Start

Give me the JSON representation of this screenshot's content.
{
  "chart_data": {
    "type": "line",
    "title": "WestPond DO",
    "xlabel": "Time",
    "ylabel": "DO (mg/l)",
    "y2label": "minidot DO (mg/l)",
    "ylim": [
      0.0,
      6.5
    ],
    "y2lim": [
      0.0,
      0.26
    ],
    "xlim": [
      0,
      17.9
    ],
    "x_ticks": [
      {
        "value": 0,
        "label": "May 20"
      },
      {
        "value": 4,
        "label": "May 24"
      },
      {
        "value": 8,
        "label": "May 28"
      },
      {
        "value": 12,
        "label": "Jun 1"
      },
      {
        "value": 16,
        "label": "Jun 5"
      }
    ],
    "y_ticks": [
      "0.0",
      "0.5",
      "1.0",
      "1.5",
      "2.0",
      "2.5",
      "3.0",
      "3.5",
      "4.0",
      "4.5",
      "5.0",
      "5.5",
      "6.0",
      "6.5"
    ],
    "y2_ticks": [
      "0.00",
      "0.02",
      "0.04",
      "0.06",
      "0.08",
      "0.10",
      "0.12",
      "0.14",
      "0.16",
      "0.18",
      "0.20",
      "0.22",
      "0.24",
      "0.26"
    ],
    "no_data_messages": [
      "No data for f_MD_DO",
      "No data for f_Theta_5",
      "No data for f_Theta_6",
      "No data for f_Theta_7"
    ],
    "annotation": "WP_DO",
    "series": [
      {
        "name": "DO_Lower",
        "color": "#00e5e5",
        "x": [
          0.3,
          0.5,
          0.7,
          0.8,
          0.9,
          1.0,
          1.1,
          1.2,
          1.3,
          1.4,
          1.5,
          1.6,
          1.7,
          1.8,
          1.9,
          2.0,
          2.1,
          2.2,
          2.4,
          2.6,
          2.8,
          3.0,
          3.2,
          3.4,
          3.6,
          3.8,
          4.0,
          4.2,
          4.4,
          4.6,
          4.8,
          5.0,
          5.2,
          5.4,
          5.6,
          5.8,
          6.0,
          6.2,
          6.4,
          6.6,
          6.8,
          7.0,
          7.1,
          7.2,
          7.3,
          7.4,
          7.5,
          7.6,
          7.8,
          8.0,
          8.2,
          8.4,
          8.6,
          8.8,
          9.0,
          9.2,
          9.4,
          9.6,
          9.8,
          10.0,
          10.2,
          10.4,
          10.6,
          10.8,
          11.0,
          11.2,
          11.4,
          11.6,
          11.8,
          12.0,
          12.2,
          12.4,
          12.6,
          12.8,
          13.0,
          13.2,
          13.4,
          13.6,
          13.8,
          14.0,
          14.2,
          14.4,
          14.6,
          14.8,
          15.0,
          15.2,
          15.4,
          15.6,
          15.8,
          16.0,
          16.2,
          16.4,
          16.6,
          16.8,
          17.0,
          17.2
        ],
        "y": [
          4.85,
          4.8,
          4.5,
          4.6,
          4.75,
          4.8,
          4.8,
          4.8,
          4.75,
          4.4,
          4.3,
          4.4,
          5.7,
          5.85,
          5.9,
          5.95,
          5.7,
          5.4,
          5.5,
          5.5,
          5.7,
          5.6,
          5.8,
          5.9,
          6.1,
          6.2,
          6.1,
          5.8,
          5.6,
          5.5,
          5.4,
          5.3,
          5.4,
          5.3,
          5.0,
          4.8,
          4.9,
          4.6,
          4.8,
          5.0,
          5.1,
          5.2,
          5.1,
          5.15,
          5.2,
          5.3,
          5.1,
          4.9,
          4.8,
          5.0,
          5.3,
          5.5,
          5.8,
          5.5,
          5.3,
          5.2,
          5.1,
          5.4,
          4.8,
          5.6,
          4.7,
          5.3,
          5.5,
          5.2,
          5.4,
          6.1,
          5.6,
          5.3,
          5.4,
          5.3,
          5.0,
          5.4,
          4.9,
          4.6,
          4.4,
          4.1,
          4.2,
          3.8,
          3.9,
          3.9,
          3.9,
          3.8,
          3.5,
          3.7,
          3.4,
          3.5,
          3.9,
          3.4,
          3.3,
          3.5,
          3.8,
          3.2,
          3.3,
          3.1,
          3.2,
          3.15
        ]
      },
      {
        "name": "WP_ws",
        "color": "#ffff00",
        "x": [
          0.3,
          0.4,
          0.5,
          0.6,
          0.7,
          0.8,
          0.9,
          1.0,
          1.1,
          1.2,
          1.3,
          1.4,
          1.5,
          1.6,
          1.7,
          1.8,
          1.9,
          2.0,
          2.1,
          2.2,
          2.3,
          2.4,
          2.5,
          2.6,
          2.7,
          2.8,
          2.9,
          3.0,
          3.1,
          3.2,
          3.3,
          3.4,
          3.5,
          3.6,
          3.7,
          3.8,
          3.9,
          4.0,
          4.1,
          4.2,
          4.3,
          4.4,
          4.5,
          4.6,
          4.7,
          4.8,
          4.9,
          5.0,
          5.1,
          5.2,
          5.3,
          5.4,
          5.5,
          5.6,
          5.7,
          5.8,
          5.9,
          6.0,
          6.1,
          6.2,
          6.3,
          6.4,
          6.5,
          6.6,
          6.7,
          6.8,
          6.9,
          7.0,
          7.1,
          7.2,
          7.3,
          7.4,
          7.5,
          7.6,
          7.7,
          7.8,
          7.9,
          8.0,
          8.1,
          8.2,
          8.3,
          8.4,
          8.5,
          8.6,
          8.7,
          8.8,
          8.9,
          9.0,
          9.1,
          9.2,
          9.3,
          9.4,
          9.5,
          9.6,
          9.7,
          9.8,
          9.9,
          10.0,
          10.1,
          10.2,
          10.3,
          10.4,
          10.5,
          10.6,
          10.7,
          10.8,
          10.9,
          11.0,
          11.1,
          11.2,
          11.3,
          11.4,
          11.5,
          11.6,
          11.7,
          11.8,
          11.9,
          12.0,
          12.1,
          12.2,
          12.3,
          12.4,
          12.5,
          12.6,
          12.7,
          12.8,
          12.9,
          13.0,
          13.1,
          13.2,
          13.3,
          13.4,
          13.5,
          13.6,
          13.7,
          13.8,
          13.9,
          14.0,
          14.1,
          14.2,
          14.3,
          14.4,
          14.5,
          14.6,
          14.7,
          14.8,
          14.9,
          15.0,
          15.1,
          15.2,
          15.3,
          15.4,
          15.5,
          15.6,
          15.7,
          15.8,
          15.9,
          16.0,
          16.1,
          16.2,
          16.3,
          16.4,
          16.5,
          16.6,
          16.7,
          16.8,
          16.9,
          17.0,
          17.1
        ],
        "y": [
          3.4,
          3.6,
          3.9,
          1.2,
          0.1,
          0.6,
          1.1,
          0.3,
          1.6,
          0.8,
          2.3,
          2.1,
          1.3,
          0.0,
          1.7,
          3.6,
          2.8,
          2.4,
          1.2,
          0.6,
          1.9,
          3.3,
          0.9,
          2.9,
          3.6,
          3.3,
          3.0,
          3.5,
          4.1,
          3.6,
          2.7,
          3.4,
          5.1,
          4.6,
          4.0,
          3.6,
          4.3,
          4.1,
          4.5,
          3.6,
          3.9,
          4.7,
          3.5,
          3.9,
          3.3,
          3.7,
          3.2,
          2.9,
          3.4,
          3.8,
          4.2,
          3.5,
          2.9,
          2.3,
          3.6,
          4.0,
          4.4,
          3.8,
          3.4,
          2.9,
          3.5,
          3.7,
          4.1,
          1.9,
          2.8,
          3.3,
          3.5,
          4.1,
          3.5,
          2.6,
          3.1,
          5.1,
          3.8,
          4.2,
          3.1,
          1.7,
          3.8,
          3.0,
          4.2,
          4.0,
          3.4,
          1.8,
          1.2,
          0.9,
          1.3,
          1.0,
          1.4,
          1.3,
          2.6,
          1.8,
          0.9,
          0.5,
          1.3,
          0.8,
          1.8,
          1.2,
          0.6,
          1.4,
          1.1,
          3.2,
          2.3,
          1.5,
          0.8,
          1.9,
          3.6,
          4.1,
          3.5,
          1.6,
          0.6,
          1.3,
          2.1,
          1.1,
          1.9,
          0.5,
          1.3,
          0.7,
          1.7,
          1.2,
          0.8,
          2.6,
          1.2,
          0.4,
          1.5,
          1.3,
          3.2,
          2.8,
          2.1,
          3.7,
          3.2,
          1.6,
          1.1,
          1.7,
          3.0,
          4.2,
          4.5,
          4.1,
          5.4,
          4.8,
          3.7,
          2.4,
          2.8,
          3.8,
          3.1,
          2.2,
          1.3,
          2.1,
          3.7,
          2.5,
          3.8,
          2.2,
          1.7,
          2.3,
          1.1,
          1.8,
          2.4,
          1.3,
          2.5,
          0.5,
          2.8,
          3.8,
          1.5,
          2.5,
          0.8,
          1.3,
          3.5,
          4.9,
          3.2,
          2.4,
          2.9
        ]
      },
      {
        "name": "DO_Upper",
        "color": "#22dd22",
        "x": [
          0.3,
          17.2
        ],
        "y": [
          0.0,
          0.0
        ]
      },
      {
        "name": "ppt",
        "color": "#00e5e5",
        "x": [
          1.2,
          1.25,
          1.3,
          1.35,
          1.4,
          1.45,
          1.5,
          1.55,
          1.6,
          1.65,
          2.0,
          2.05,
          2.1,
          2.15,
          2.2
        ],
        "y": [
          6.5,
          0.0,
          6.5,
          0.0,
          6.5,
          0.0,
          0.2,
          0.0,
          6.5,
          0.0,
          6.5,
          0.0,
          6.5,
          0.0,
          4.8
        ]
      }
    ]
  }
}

End

The problem » Filter the listing above by the word "name"; copy each line that passes.

Result below »
        "name": "DO_Lower",
        "name": "WP_ws",
        "name": "DO_Upper",
        "name": "ppt",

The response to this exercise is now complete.